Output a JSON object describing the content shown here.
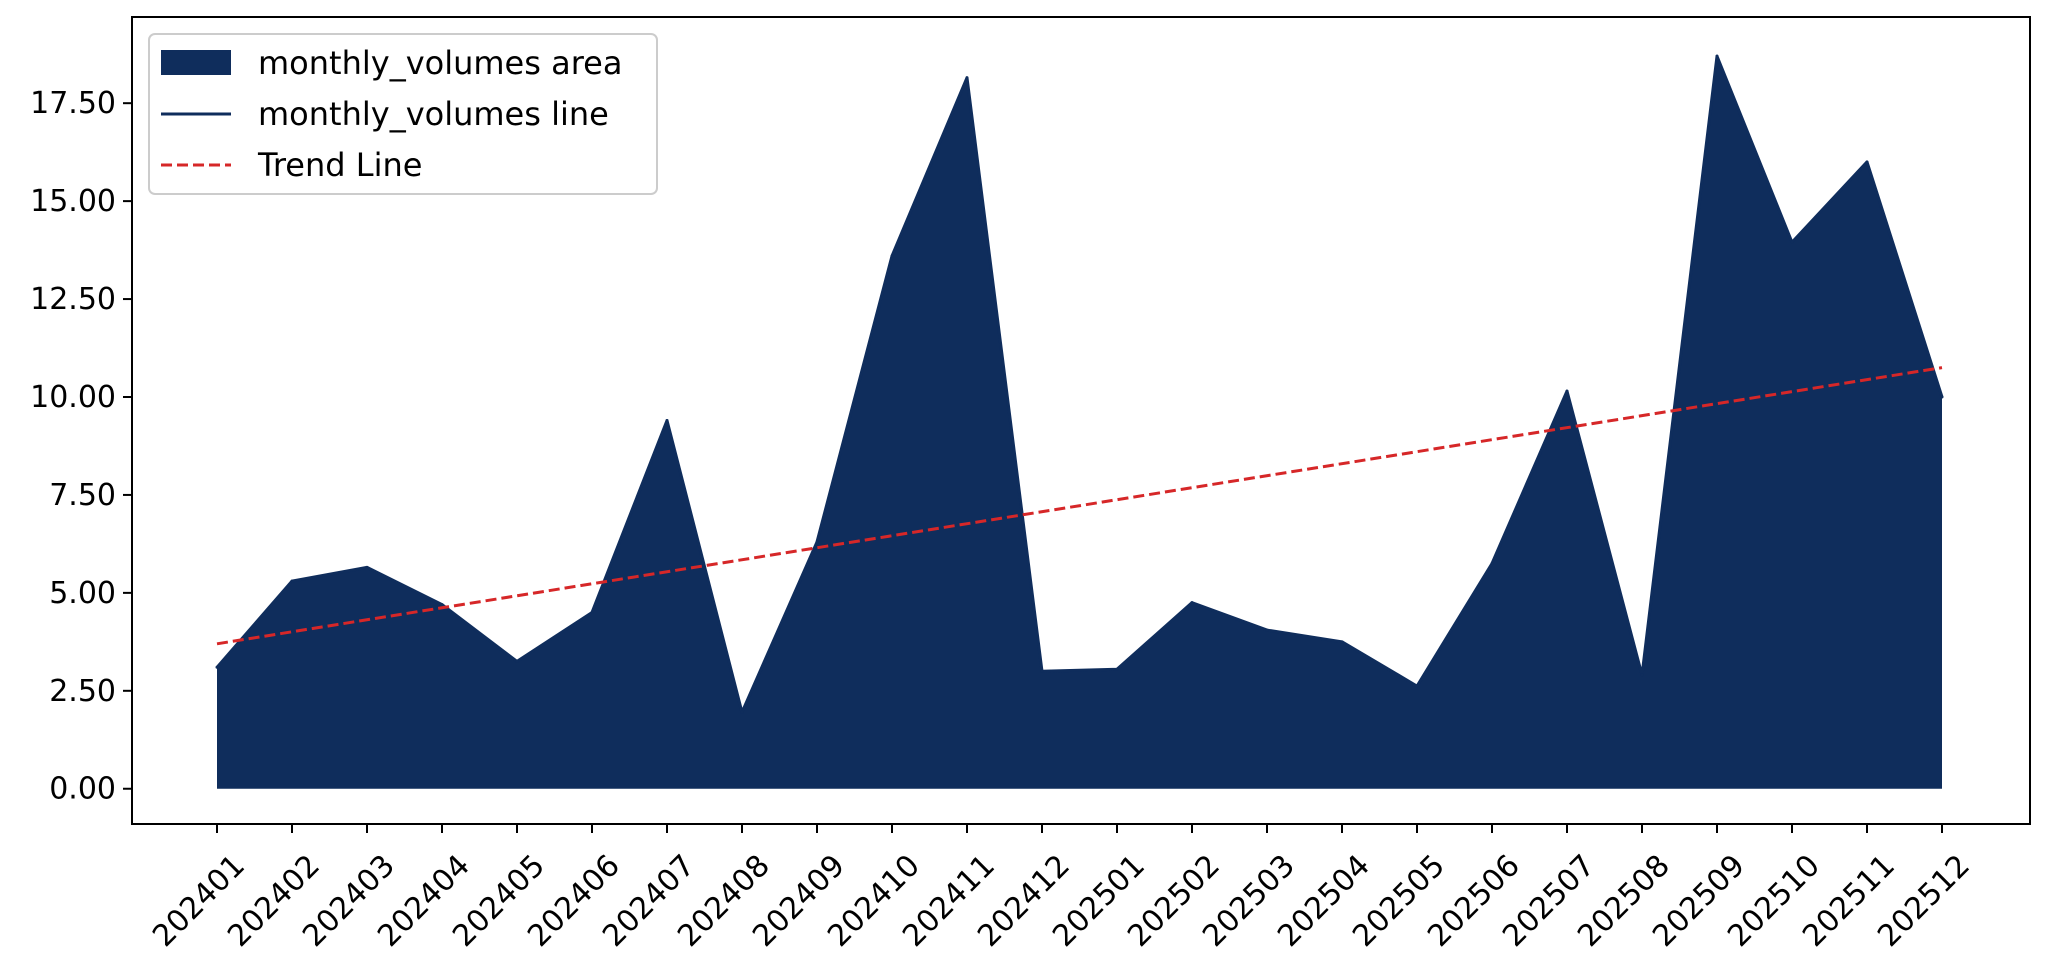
{
  "chart_data": {
    "type": "area",
    "title": "",
    "xlabel": "",
    "ylabel": "",
    "categories": [
      "202401",
      "202402",
      "202403",
      "202404",
      "202405",
      "202406",
      "202407",
      "202408",
      "202409",
      "202410",
      "202411",
      "202412",
      "202501",
      "202502",
      "202503",
      "202504",
      "202505",
      "202506",
      "202507",
      "202508",
      "202509",
      "202510",
      "202511",
      "202512"
    ],
    "series": [
      {
        "name": "monthly_volumes area",
        "kind": "area",
        "color": "#0f2d5c",
        "values": [
          3.1,
          5.3,
          5.65,
          4.7,
          3.25,
          4.5,
          9.4,
          1.95,
          6.3,
          13.6,
          18.15,
          3.0,
          3.05,
          4.75,
          4.05,
          3.75,
          2.62,
          5.75,
          10.15,
          2.9,
          18.7,
          13.95,
          16.0,
          10.0
        ]
      },
      {
        "name": "monthly_volumes line",
        "kind": "line",
        "color": "#0f2d5c",
        "values": [
          3.1,
          5.3,
          5.65,
          4.7,
          3.25,
          4.5,
          9.4,
          1.95,
          6.3,
          13.6,
          18.15,
          3.0,
          3.05,
          4.75,
          4.05,
          3.75,
          2.62,
          5.75,
          10.15,
          2.9,
          18.7,
          13.95,
          16.0,
          10.0
        ]
      },
      {
        "name": "Trend Line",
        "kind": "trend",
        "color": "#d62728",
        "style": "dashed",
        "start": 3.7,
        "end": 10.75
      }
    ],
    "yticks": [
      "0.00",
      "2.50",
      "5.00",
      "7.50",
      "10.00",
      "12.50",
      "15.00",
      "17.50"
    ],
    "ylim": [
      -0.9,
      19.7
    ],
    "grid": false,
    "legend": "upper-left"
  }
}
==========
Your instructions:
Give the number of lines above in which the word "area" occurs, with nothing else.

Reply to the exercise:
3